RECORDED DATA ->
-*-

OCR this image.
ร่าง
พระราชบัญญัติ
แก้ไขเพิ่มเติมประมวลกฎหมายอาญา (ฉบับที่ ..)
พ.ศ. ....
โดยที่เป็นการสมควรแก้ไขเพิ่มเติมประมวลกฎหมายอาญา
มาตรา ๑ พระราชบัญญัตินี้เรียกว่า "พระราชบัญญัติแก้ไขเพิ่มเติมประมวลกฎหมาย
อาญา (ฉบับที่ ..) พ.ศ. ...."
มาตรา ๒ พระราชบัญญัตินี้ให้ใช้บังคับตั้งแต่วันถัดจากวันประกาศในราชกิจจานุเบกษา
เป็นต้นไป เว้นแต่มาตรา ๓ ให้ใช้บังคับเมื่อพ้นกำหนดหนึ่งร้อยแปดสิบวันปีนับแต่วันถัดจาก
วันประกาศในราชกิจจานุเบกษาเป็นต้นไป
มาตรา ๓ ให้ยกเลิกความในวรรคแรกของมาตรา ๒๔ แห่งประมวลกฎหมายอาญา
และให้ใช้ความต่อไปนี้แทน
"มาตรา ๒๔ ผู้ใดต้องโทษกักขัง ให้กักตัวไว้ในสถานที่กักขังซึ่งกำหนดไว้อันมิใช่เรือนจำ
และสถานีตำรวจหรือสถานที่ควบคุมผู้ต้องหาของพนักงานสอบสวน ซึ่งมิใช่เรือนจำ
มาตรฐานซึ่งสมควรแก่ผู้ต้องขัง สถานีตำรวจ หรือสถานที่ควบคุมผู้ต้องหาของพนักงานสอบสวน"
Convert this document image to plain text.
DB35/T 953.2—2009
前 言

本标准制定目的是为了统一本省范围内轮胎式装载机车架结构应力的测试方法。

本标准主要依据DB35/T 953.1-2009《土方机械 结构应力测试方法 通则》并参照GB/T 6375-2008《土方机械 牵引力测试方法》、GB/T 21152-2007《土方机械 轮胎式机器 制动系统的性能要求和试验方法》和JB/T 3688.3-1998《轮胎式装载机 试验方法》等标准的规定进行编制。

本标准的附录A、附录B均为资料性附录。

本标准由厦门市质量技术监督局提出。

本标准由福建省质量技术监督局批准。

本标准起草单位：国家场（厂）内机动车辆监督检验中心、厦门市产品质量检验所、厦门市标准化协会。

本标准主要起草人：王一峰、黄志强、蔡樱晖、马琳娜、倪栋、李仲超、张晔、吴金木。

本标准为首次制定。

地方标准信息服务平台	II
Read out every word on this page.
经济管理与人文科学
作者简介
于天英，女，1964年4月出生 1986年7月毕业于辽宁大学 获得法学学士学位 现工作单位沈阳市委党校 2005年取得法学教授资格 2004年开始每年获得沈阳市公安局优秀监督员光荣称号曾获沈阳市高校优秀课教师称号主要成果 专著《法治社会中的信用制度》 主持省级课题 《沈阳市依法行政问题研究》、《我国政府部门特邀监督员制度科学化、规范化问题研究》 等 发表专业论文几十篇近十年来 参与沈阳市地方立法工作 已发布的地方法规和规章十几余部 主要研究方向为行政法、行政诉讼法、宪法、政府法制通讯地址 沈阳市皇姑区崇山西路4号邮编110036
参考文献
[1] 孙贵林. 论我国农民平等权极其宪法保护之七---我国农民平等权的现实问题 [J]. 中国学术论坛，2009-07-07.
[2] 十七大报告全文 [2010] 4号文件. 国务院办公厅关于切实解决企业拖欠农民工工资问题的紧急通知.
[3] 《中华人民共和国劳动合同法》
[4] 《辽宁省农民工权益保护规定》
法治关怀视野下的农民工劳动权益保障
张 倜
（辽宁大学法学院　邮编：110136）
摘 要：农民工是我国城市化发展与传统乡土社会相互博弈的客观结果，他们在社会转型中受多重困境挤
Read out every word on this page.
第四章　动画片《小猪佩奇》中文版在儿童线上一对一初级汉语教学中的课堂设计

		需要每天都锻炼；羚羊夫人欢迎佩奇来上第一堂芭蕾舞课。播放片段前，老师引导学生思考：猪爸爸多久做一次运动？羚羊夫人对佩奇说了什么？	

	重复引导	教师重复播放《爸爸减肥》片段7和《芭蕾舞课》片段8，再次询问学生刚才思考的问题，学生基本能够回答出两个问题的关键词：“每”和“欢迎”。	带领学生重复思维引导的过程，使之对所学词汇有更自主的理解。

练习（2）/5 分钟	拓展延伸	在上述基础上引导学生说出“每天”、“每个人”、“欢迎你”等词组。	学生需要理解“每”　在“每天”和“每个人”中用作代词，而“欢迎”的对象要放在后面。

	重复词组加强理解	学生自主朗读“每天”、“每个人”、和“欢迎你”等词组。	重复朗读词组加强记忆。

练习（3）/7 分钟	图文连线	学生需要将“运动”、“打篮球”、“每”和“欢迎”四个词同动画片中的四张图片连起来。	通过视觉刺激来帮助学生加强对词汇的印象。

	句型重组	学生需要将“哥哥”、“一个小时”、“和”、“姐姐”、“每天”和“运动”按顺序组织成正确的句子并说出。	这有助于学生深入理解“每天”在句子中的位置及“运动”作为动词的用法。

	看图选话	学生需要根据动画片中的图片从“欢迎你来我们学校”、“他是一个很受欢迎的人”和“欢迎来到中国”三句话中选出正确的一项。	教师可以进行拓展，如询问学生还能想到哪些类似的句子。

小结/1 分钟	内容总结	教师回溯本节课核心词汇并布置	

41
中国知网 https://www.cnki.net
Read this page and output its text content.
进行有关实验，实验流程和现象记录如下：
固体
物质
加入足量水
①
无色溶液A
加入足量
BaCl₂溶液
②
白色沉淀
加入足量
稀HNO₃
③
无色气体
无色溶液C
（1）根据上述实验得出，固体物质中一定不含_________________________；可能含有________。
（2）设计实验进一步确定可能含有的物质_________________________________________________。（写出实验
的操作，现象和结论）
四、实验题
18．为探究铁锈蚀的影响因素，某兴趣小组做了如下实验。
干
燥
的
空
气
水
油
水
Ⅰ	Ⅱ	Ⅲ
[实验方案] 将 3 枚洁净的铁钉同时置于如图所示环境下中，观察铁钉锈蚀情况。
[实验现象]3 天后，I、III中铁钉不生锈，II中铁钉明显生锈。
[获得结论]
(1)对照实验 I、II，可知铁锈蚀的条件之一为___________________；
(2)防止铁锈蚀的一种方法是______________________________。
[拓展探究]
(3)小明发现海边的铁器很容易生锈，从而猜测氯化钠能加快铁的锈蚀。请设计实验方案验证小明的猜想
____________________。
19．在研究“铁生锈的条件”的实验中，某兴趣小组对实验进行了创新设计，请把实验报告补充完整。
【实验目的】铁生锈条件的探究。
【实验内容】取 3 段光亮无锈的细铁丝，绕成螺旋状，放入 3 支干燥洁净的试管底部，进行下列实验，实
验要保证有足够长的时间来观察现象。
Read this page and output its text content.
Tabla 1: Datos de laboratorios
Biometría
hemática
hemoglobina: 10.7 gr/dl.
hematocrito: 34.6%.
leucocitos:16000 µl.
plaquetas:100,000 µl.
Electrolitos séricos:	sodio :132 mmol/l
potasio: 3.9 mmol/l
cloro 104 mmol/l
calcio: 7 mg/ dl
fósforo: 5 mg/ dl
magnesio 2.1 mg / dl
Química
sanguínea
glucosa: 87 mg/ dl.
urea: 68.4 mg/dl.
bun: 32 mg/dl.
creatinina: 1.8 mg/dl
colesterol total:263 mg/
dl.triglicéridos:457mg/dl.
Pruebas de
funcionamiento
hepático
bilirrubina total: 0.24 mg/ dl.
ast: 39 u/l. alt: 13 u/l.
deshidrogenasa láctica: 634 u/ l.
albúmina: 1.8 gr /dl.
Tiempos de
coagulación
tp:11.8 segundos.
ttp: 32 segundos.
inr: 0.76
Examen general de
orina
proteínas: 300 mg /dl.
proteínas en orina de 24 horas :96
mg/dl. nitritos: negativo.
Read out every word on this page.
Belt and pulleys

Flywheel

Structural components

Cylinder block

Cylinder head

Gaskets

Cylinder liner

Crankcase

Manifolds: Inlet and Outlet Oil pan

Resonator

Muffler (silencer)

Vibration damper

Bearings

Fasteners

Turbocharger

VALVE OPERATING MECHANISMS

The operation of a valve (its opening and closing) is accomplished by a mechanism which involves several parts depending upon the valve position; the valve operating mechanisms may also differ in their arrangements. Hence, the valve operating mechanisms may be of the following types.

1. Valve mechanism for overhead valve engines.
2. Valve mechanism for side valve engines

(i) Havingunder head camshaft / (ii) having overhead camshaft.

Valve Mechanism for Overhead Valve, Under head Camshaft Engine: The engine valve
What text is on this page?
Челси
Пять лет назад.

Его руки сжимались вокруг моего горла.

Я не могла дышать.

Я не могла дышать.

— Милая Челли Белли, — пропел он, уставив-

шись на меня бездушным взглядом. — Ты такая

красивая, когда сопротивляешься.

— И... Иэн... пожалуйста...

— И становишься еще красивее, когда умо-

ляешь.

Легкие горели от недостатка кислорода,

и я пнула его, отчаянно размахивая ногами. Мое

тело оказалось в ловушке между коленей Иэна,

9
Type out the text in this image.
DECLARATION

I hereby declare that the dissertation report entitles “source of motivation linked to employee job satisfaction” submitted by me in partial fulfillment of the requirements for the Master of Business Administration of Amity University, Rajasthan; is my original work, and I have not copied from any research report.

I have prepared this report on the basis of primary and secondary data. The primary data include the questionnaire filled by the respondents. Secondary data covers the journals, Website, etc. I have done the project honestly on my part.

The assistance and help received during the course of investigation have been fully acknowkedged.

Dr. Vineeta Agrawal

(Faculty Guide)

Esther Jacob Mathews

-*-

TASK PROMPT -> Look through the data above. Each line containing the word "text" needs to be copied.

THE OUTPUT ->
Convert this document image to plain text.
Read this page and output its text content.
Read this page and output its text content.
What text is on this page?
Type out the text in this image.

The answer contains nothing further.